Your instructions:
Show all lines that include the string "relevancia"; copy each one.

[Saved entries]
• • • • •

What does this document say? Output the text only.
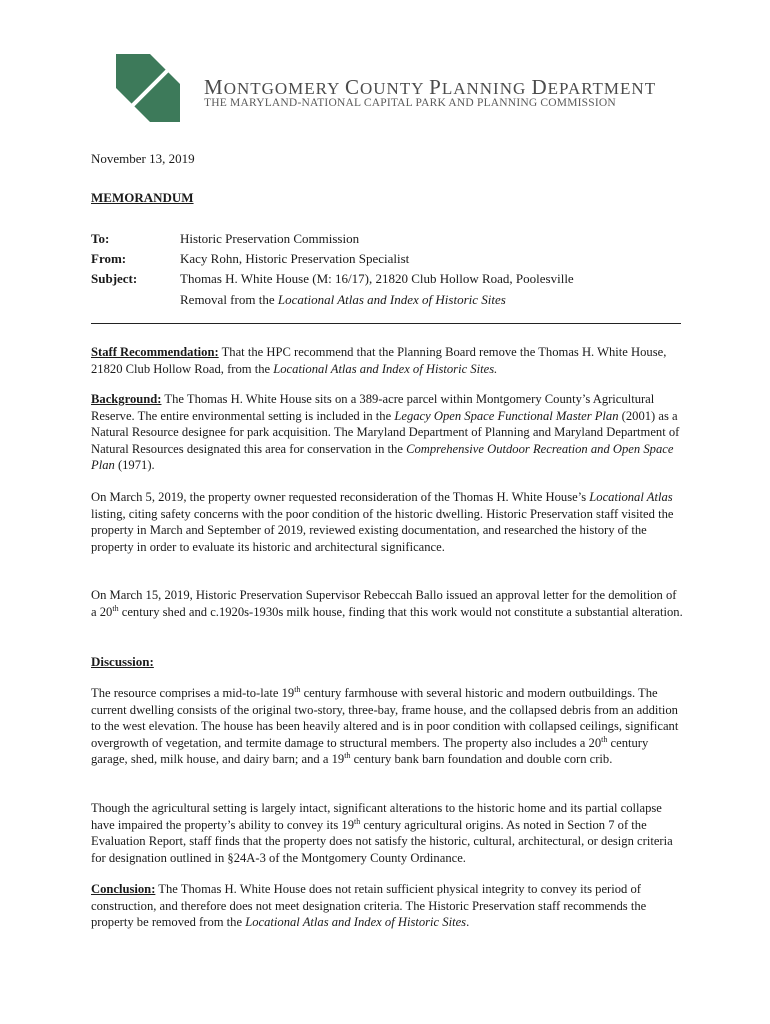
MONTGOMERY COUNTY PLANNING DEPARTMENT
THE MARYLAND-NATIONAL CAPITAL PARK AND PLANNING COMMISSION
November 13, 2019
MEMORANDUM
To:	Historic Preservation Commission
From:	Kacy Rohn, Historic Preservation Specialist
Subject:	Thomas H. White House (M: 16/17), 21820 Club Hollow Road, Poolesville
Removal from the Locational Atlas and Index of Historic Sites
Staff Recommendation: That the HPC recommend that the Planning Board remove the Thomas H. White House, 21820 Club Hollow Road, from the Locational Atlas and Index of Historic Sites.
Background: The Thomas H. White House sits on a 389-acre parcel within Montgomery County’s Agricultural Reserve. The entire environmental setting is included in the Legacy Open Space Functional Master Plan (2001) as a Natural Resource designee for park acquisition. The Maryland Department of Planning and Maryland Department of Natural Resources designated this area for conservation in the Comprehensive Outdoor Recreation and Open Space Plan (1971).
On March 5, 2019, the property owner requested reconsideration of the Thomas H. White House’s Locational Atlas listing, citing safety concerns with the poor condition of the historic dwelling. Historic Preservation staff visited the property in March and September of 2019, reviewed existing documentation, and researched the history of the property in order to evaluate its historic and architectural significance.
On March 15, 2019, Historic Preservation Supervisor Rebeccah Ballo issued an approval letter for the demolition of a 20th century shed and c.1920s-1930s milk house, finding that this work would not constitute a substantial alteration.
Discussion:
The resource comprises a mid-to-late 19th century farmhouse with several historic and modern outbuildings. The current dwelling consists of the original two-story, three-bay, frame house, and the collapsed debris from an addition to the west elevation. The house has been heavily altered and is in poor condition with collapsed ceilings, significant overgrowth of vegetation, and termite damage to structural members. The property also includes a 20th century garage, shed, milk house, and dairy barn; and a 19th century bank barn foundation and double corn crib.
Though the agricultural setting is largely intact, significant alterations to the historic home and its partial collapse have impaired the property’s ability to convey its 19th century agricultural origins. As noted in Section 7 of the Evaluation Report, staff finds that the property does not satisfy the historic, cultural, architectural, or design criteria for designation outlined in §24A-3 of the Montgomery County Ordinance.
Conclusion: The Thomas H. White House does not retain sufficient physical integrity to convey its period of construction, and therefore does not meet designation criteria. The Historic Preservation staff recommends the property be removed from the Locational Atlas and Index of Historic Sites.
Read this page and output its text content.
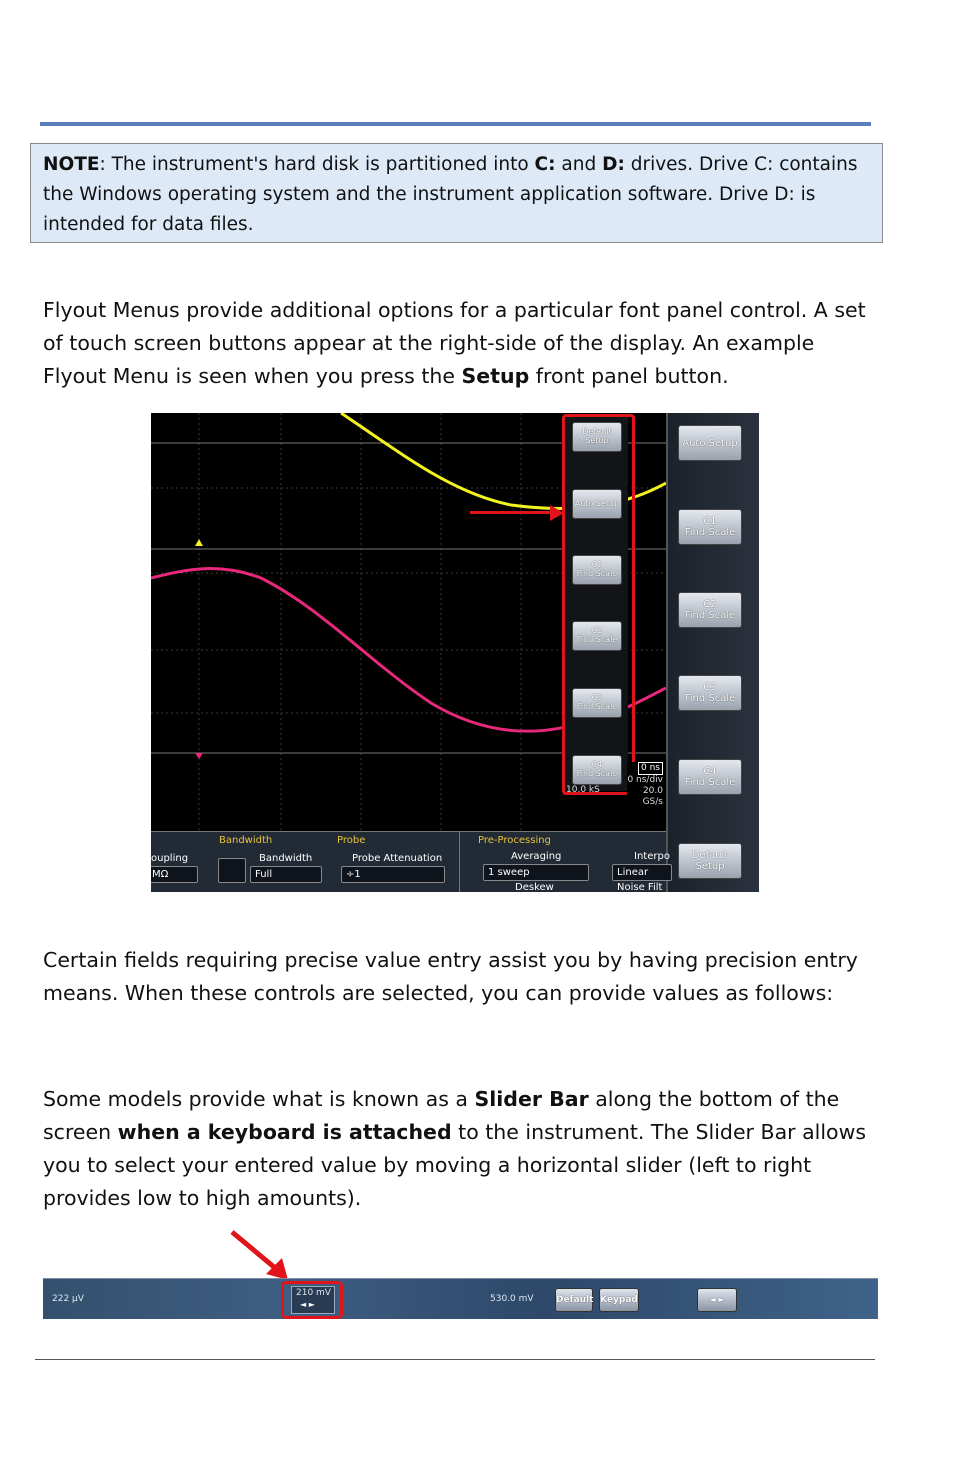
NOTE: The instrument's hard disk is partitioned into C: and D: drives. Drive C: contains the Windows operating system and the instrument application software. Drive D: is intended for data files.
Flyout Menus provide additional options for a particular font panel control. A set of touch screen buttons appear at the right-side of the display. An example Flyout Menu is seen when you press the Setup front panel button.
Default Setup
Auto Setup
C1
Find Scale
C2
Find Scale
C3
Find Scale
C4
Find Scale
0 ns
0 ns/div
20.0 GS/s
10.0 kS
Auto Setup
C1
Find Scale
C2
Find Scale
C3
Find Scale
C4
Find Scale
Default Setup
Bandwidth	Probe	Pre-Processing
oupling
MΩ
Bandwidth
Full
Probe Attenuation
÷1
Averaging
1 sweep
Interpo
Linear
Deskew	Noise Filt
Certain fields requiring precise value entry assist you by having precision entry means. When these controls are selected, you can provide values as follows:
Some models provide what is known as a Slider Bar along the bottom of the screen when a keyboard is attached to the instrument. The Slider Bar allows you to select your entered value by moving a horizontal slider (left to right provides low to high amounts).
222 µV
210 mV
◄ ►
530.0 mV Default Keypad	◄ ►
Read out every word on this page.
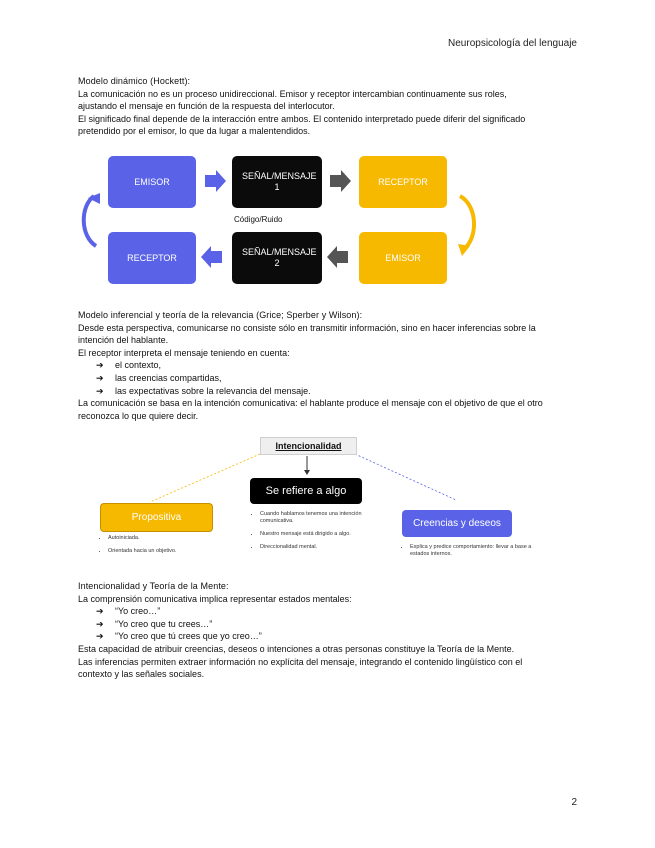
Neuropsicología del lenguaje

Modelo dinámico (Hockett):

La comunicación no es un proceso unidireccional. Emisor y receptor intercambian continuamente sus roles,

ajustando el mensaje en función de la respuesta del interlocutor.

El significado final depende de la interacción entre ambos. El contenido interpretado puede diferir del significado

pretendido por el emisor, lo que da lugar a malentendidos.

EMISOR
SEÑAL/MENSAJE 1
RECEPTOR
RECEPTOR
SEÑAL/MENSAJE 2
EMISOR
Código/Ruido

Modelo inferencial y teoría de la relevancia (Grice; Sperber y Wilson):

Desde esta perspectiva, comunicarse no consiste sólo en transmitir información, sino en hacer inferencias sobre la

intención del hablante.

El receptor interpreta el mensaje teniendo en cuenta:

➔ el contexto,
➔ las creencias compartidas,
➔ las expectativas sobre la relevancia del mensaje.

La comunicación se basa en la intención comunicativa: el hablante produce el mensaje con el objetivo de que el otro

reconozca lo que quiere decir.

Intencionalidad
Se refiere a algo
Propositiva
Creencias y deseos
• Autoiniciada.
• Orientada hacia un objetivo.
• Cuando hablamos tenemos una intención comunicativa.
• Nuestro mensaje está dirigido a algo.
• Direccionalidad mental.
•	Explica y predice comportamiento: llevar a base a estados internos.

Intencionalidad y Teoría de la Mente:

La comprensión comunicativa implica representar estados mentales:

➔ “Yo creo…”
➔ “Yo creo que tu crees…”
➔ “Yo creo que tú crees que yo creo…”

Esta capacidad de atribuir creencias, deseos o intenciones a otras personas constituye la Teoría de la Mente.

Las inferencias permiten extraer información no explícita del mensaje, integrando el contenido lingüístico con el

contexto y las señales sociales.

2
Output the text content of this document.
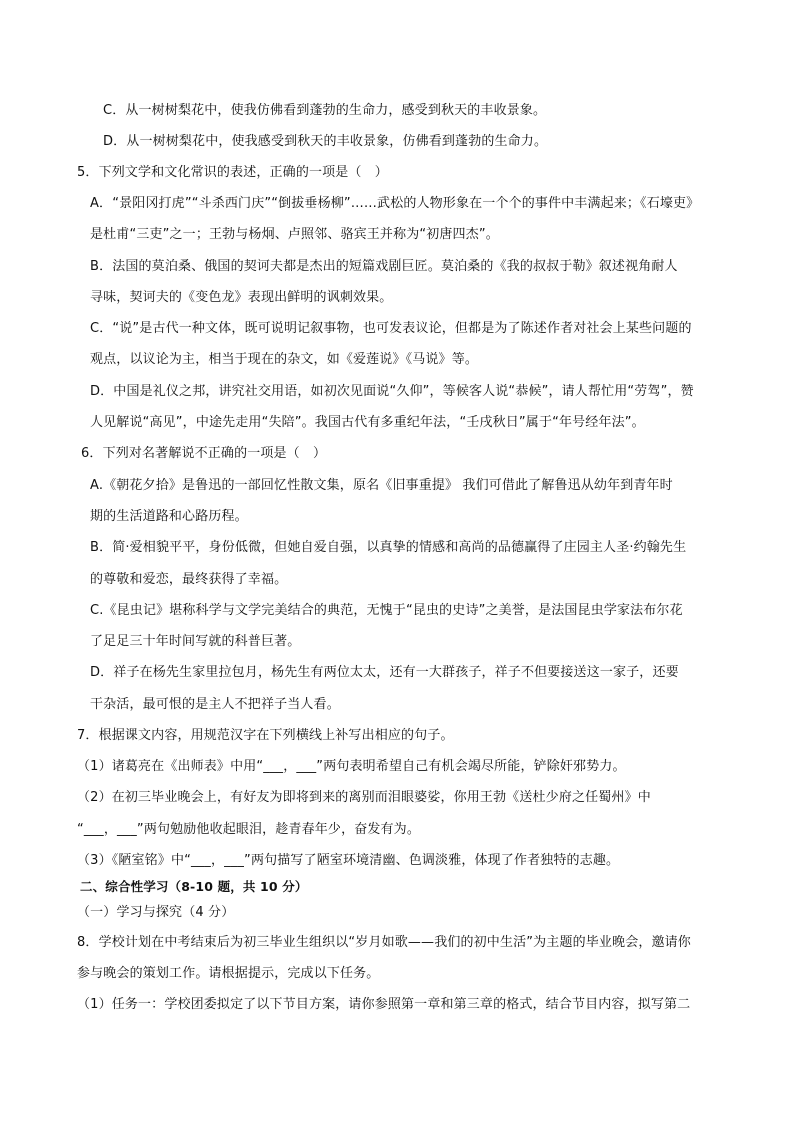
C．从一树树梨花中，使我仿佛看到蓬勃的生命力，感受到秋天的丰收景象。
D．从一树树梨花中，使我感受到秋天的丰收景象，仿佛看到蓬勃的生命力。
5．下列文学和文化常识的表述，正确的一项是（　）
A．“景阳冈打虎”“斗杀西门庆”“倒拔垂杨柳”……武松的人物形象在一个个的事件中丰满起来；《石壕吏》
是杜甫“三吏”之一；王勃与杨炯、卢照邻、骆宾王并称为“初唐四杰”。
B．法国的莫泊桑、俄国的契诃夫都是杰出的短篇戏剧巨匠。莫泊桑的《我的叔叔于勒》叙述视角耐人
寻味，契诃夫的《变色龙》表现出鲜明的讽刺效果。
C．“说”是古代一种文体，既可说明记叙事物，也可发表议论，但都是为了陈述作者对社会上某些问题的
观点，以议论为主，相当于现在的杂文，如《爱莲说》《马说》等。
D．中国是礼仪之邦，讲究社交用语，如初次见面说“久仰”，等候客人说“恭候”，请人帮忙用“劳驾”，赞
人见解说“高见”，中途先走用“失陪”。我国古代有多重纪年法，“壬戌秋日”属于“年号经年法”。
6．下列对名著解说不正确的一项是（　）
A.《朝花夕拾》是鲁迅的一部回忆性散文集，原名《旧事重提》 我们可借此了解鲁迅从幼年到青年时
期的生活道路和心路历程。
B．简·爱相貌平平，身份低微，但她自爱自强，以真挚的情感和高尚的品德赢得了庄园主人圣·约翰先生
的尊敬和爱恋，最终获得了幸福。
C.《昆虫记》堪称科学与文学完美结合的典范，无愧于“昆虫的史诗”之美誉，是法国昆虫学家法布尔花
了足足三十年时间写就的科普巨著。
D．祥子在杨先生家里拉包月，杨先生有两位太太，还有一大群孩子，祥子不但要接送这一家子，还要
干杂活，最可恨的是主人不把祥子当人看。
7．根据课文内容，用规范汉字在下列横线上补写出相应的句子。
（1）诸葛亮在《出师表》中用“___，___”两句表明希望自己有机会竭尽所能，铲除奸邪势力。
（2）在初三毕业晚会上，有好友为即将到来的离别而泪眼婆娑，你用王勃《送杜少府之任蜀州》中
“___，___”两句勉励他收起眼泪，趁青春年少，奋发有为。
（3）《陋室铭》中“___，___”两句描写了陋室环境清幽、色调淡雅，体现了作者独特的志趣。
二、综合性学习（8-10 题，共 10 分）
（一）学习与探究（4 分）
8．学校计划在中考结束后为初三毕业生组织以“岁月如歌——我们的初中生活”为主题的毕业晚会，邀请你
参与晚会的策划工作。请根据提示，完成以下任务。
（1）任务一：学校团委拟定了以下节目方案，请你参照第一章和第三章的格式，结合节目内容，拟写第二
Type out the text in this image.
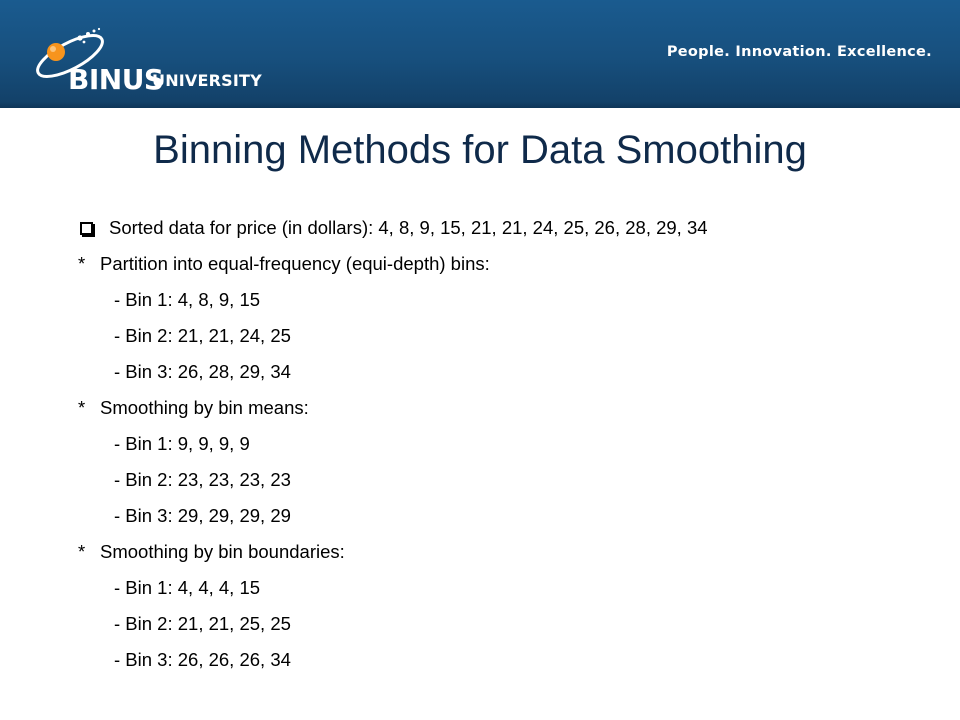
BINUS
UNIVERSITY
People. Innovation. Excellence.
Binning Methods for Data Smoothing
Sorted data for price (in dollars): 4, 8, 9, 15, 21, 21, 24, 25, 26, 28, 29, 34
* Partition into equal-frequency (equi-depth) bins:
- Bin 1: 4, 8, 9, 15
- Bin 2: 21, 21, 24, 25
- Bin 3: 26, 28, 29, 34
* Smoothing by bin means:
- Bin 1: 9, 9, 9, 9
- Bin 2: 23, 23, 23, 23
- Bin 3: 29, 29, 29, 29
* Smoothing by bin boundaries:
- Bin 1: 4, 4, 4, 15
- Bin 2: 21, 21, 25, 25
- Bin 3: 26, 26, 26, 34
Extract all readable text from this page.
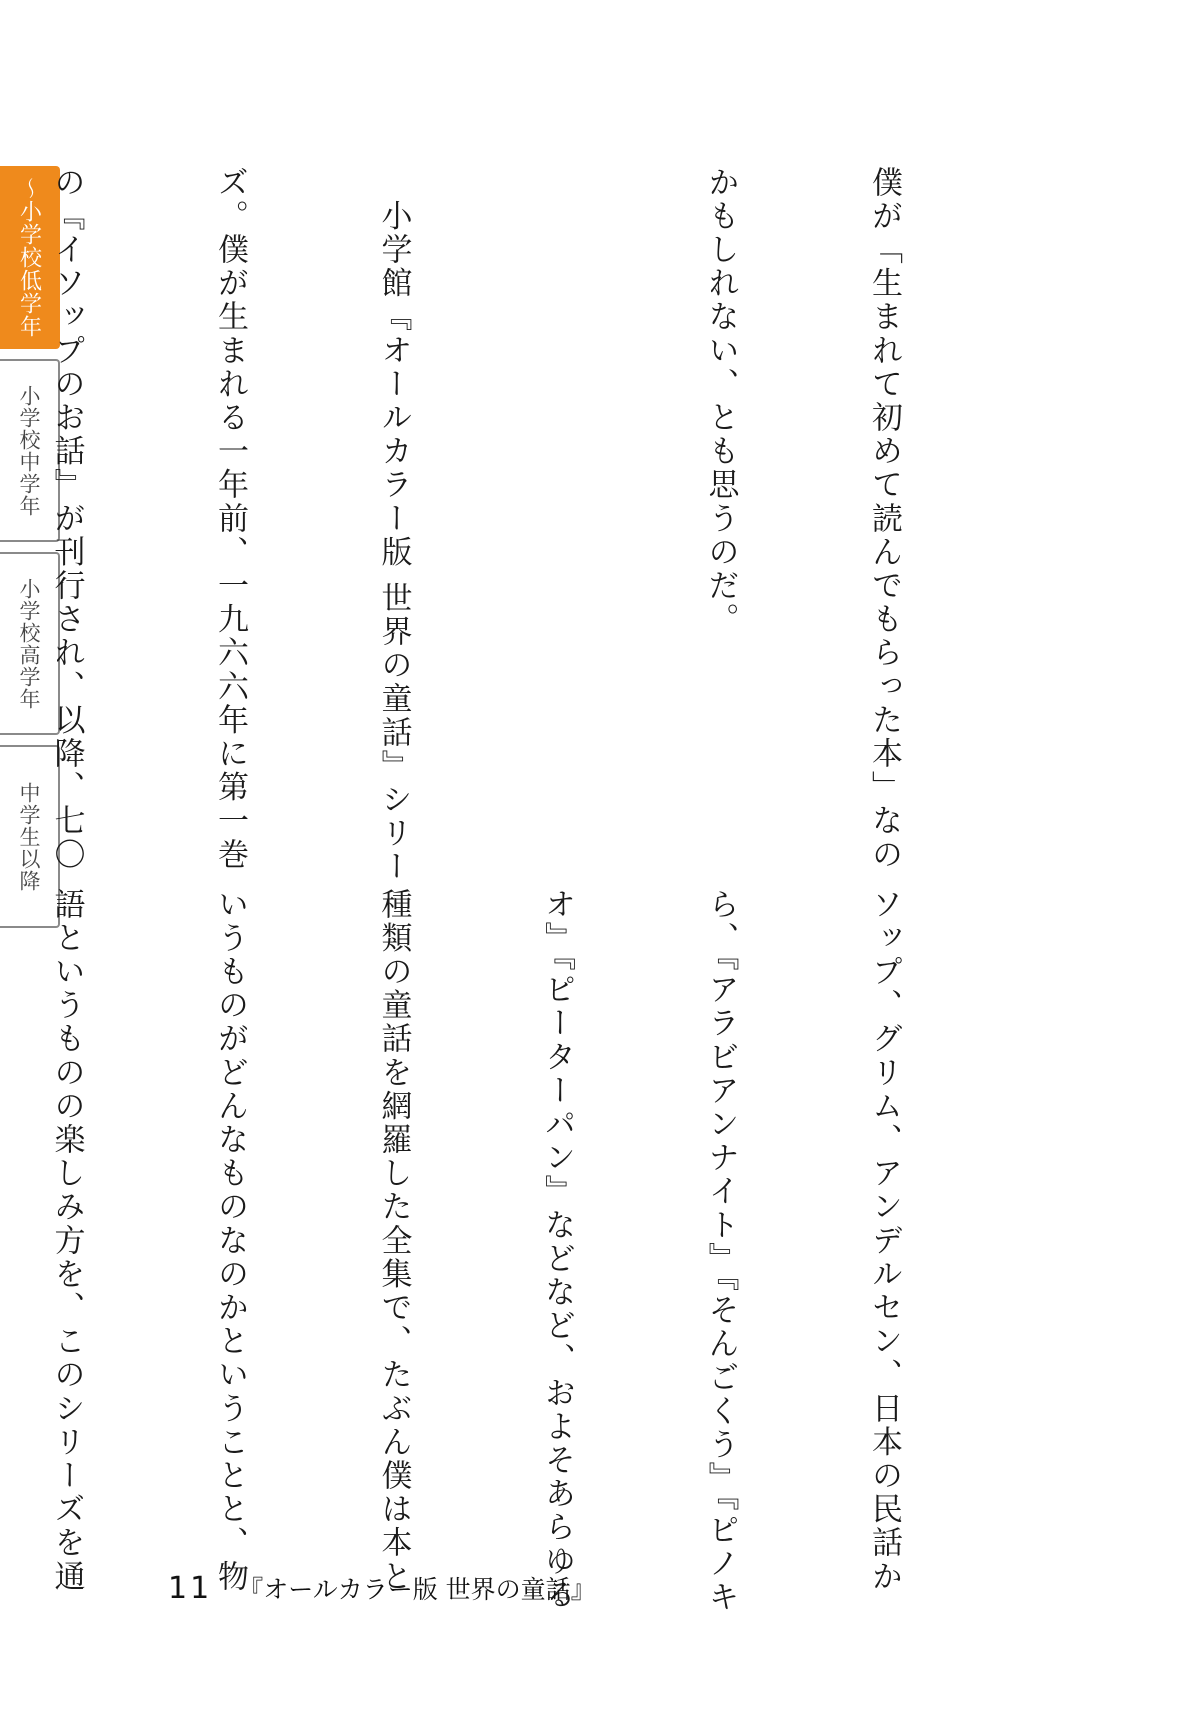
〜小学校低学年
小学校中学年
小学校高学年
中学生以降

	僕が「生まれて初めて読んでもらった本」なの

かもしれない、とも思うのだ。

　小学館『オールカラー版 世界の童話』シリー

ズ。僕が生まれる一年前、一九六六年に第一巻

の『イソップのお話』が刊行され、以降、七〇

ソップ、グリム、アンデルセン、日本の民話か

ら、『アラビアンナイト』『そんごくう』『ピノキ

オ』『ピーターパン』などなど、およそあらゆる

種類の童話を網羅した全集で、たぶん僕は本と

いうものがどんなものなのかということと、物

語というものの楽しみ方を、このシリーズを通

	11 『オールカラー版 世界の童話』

• • • • •

Correct response:
Modelo inferencial y teoría de la relevancia (Grice; Sperber y Wilson):
➔ las expectativas sobre la relevancia del mensaje.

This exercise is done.